## Challenge:
Your task is to give the listing below back word for word, pictures excluded.

Dataset entries:
>> BEGIN
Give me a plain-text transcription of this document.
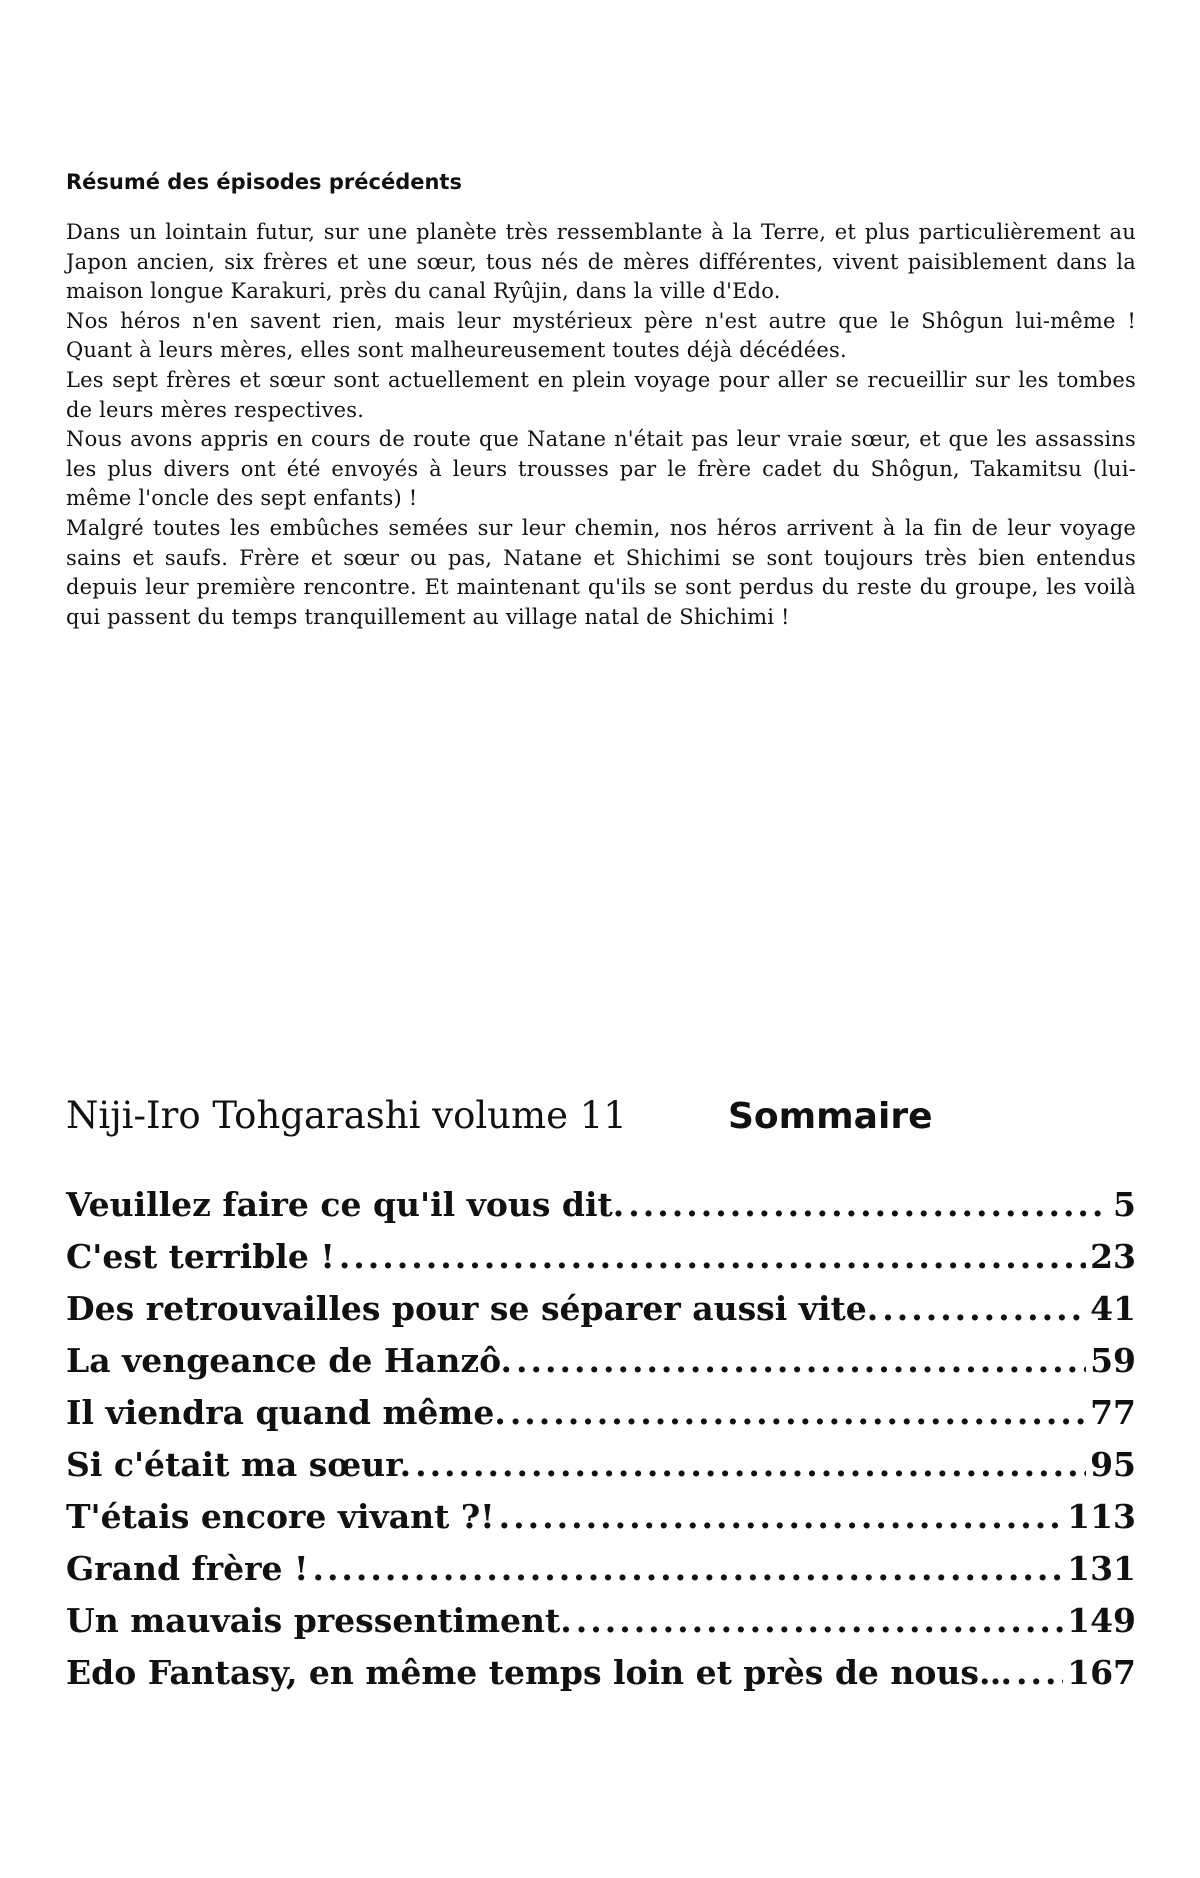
Résumé des épisodes précédents

Dans un lointain futur, sur une planète très ressemblante à la Terre, et plus particulièrement au Japon ancien, six frères et une sœur, tous nés de mères différentes, vivent paisiblement dans la maison longue Karakuri, près du canal Ryûjin, dans la ville d'Edo.

Nos héros n'en savent rien, mais leur mystérieux père n'est autre que le Shôgun lui-même ! Quant à leurs mères, elles sont malheureusement toutes déjà décédées.

Les sept frères et sœur sont actuellement en plein voyage pour aller se recueillir sur les tombes de leurs mères respectives.

Nous avons appris en cours de route que Natane n'était pas leur vraie sœur, et que les assassins les plus divers ont été envoyés à leurs trousses par le frère cadet du Shôgun, Takamitsu (lui-même l'oncle des sept enfants) !

Malgré toutes les embûches semées sur leur chemin, nos héros arrivent à la fin de leur voyage sains et saufs. Frère et sœur ou pas, Natane et Shichimi se sont toujours très bien entendus depuis leur première rencontre. Et maintenant qu'ils se sont perdus du reste du groupe, les voilà qui passent du temps tranquillement au village natal de Shichimi !

Niji-Iro Tohgarashi volume 11	Sommaire
Veuillez faire ce qu'il vous dit. .....	5
C'est terrible ! .....	23
Des retrouvailles pour se séparer aussi vite. .....	41
La vengeance de Hanzô. .....	59
Il viendra quand même. .....	77
Si c'était ma sœur. .....	95
T'étais encore vivant ?! .....	113
Grand frère ! .....	131
Un mauvais pressentiment. .....	149
Edo Fantasy, en même temps loin et près de nous… ..... 167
>> END
## Exercise response:
Give me a plain-text transcription of this document.
Résumé des épisodes précédents

Dans un lointain futur, sur une planète très ressemblante à la Terre, et plus particulièrement au Japon ancien, six frères et une sœur, tous nés de mères différentes, vivent paisiblement dans la maison longue Karakuri, près du canal Ryûjin, dans la ville d'Edo.

Nos héros n'en savent rien, mais leur mystérieux père n'est autre que le Shôgun lui-même ! Quant à leurs mères, elles sont malheureusement toutes déjà décédées.

Les sept frères et sœur sont actuellement en plein voyage pour aller se recueillir sur les tombes de leurs mères respectives.

Nous avons appris en cours de route que Natane n'était pas leur vraie sœur, et que les assassins les plus divers ont été envoyés à leurs trousses par le frère cadet du Shôgun, Takamitsu (lui-même l'oncle des sept enfants) !

Malgré toutes les embûches semées sur leur chemin, nos héros arrivent à la fin de leur voyage sains et saufs. Frère et sœur ou pas, Natane et Shichimi se sont toujours très bien entendus depuis leur première rencontre. Et maintenant qu'ils se sont perdus du reste du groupe, les voilà qui passent du temps tranquillement au village natal de Shichimi !

Niji-Iro Tohgarashi volume 11	Sommaire
Veuillez faire ce qu'il vous dit. .....	5
C'est terrible ! .....	23
Des retrouvailles pour se séparer aussi vite. .....	41
La vengeance de Hanzô. .....	59
Il viendra quand même. .....	77
Si c'était ma sœur. .....	95
T'étais encore vivant ?! .....	113
Grand frère ! .....	131
Un mauvais pressentiment. .....	149
Edo Fantasy, en même temps loin et près de nous… ..... 167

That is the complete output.